Begin
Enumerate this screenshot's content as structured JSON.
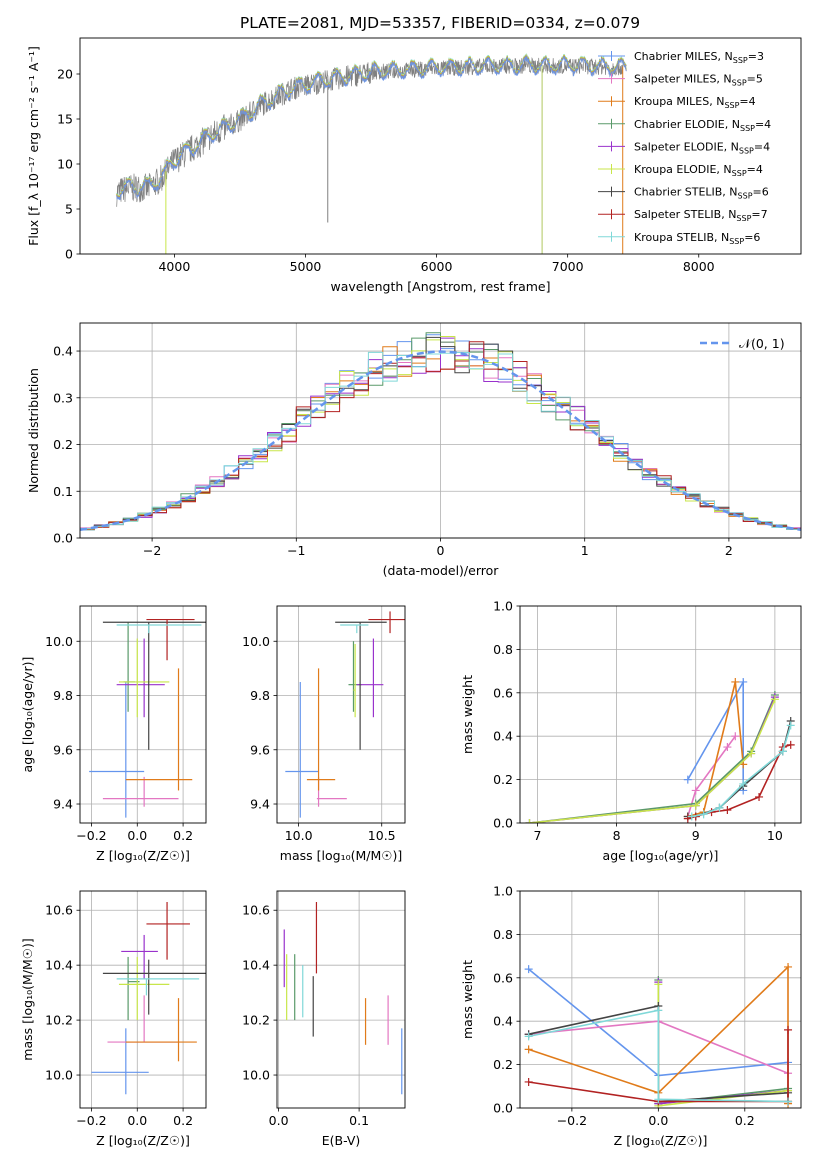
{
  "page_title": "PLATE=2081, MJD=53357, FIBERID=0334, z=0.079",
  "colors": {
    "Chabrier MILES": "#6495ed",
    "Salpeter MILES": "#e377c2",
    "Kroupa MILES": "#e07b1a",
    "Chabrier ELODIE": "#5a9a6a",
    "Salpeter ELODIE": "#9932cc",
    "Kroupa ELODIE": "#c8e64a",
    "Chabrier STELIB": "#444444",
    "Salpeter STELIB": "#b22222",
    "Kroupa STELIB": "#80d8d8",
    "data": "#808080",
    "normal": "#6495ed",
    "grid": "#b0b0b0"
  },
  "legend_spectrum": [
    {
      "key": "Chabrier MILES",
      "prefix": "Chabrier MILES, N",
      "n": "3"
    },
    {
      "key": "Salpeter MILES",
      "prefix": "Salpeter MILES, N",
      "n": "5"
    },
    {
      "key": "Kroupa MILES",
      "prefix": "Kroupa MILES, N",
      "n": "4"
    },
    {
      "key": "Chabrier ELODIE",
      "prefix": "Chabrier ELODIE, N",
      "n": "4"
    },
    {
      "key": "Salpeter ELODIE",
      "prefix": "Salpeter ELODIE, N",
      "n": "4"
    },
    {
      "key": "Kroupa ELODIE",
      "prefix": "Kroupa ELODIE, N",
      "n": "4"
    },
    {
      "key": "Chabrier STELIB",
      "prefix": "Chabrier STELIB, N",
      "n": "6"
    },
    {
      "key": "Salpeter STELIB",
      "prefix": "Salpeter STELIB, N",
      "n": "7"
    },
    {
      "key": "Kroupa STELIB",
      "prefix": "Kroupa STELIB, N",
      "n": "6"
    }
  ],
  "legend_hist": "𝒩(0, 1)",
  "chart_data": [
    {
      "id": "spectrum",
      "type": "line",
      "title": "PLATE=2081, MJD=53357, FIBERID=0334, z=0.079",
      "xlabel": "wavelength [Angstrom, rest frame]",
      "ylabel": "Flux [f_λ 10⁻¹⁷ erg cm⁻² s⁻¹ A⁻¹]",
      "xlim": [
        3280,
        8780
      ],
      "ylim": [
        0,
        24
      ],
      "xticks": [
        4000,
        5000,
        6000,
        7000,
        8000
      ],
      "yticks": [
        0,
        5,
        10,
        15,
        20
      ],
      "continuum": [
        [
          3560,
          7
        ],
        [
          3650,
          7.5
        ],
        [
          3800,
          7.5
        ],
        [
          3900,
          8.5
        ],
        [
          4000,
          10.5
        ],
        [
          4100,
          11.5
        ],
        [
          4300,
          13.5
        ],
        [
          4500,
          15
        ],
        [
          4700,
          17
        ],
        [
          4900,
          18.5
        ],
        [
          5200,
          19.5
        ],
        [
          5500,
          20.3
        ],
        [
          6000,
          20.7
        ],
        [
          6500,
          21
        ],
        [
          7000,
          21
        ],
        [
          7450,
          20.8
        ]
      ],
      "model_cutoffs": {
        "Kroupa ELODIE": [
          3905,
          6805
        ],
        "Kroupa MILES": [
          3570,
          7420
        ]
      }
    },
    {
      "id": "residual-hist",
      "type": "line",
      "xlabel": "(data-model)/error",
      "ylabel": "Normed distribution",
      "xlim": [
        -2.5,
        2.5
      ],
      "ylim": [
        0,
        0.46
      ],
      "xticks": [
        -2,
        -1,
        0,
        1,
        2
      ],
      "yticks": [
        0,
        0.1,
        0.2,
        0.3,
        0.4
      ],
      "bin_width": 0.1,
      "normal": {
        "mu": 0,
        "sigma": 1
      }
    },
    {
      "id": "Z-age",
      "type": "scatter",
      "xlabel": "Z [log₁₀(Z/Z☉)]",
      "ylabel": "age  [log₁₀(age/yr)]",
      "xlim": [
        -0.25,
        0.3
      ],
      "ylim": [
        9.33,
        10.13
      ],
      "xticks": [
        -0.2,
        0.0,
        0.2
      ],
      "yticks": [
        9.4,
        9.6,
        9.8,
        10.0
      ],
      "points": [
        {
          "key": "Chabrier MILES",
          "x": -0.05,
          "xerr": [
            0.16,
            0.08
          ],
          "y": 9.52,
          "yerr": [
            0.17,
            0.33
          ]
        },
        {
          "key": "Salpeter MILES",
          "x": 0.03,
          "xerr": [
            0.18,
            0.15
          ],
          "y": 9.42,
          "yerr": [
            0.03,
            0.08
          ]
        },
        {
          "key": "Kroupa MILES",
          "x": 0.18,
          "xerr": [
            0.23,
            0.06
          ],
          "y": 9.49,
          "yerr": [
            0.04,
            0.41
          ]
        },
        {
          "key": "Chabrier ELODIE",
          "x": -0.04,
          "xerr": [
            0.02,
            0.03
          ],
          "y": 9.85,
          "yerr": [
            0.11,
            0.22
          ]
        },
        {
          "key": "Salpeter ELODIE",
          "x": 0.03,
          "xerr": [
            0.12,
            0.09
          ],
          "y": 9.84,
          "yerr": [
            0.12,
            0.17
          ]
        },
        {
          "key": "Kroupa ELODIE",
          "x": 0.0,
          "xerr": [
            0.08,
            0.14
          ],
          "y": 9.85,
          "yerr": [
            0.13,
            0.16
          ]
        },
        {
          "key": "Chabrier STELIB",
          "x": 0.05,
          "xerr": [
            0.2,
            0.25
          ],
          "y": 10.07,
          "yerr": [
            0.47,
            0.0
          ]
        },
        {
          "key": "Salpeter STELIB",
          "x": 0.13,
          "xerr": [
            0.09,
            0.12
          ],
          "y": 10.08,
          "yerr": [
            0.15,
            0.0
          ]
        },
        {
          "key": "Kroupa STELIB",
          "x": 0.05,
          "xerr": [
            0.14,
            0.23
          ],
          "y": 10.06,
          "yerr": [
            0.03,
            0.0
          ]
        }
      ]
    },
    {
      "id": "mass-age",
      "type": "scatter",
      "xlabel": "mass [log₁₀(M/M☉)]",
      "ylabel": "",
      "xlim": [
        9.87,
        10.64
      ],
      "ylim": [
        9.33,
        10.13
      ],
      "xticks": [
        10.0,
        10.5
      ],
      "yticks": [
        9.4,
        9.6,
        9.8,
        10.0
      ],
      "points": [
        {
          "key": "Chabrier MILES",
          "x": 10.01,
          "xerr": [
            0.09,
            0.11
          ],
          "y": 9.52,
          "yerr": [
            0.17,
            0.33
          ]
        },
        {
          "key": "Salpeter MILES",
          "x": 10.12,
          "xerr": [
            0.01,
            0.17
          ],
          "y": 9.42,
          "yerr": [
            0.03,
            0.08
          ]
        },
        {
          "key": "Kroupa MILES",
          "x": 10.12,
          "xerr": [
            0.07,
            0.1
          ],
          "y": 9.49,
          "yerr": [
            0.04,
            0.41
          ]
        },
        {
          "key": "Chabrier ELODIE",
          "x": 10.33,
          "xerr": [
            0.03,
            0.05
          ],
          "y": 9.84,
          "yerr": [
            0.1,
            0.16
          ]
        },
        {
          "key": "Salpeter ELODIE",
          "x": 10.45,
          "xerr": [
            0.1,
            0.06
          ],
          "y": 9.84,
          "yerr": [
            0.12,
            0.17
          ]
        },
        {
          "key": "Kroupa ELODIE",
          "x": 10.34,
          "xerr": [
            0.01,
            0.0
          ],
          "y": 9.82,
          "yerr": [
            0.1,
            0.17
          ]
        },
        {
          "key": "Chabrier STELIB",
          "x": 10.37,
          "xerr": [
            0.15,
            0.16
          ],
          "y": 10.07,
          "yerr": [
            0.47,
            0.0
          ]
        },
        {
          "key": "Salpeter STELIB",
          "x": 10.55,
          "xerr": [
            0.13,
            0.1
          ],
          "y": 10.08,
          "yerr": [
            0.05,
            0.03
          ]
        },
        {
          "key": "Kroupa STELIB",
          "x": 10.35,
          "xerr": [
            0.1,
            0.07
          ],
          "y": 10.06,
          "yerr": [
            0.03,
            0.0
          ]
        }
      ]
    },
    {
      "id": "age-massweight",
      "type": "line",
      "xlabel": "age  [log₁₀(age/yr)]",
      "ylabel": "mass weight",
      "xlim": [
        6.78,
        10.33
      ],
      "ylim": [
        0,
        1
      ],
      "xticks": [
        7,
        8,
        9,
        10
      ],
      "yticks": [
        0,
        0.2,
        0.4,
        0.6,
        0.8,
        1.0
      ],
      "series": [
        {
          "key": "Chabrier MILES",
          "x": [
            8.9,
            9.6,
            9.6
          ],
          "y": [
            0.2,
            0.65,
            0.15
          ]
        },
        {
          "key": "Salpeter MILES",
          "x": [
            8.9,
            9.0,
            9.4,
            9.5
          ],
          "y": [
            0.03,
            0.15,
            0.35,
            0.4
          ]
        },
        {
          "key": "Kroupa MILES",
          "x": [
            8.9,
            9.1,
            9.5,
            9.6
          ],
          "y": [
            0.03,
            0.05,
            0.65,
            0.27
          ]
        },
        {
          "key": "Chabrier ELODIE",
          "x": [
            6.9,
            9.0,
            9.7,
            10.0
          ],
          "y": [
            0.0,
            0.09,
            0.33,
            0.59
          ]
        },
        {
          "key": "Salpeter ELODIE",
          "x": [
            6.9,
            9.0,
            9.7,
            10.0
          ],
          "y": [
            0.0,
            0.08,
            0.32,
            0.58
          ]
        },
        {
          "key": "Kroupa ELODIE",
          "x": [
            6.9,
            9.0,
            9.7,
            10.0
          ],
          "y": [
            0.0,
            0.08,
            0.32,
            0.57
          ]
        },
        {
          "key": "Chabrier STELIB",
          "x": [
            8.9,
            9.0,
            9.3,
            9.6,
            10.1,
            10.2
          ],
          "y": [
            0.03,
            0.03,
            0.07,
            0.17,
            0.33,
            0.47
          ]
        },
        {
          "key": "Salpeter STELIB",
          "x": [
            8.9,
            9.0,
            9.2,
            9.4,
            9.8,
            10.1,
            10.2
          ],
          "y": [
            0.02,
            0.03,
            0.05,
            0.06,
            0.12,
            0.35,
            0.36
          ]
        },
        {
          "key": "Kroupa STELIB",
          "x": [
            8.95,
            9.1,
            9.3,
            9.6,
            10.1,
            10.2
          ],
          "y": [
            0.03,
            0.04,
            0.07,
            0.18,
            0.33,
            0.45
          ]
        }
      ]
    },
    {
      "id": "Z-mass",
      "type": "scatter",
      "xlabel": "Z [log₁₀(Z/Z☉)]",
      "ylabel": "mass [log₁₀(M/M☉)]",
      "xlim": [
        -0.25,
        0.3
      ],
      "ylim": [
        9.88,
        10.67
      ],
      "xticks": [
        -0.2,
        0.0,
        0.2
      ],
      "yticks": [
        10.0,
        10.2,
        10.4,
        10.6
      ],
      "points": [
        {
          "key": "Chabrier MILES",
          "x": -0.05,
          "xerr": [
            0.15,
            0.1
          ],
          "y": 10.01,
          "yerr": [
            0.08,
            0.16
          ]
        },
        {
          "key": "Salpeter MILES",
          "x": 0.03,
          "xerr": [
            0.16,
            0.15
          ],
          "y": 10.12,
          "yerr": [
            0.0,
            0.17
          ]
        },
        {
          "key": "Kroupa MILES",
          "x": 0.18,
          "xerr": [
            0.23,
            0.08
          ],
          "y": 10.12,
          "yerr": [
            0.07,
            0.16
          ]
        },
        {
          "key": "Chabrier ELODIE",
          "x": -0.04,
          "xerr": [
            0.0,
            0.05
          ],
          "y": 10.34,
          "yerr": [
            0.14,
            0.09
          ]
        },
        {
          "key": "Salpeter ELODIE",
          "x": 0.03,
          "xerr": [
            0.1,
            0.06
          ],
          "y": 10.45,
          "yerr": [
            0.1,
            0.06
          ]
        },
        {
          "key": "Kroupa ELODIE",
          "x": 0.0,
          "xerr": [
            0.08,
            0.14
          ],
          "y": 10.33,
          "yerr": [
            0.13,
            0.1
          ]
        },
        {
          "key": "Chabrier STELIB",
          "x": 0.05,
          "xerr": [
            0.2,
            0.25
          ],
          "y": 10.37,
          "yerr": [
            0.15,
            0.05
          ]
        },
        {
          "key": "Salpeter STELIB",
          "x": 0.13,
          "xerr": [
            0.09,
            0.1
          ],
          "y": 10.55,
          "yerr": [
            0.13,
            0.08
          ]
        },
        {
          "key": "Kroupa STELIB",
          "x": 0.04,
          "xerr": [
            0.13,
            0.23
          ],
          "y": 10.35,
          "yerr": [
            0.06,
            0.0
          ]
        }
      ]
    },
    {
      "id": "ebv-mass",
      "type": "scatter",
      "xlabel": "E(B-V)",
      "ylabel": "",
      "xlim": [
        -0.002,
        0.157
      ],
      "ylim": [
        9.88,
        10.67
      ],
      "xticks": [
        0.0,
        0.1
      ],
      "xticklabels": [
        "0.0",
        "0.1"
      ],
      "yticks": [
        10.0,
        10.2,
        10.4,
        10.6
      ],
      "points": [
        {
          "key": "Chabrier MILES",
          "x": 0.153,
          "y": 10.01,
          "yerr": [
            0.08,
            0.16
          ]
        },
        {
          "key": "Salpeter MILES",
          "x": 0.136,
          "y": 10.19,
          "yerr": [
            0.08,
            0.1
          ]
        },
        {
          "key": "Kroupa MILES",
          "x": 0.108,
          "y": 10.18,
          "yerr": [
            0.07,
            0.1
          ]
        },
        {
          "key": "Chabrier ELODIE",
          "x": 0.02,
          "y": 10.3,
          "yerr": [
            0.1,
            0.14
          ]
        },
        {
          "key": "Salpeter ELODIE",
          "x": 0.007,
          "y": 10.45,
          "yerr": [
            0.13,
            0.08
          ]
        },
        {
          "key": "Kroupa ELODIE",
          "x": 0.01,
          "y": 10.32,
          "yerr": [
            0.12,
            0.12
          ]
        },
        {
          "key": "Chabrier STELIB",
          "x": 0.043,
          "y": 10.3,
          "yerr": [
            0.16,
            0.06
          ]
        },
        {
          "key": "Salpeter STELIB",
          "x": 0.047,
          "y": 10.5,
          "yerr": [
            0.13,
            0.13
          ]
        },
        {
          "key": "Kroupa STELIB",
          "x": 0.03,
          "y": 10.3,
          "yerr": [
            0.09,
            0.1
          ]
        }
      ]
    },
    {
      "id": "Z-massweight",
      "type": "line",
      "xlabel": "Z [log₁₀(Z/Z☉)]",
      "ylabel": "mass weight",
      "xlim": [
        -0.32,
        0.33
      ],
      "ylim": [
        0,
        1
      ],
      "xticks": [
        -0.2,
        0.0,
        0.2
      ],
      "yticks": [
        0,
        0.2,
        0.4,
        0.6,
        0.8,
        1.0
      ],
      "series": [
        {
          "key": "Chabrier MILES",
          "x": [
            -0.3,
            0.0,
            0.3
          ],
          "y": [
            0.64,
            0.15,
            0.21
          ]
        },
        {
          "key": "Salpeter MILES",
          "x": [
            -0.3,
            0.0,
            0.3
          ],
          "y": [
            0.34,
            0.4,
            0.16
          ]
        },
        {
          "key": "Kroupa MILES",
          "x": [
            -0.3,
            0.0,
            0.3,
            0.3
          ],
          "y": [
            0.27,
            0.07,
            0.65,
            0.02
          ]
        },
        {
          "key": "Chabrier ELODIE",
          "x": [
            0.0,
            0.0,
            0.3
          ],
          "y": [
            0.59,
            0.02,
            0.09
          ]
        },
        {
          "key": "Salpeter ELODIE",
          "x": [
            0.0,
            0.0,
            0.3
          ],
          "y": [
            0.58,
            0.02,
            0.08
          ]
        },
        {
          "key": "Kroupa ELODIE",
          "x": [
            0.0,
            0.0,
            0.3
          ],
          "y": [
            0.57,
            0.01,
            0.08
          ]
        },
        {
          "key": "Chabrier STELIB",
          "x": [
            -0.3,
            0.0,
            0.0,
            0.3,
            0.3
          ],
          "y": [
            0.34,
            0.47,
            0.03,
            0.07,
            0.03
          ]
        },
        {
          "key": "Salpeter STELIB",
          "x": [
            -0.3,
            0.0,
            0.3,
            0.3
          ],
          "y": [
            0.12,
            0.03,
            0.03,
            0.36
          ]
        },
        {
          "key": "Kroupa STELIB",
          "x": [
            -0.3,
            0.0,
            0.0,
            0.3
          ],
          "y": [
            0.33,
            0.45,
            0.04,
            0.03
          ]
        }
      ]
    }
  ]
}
End
Aim: Return all the lines that contain the string "FIBERID".

Written solution:
  "page_title": "PLATE=2081, MJD=53357, FIBERID=0334, z=0.079",
      "title": "PLATE=2081, MJD=53357, FIBERID=0334, z=0.079",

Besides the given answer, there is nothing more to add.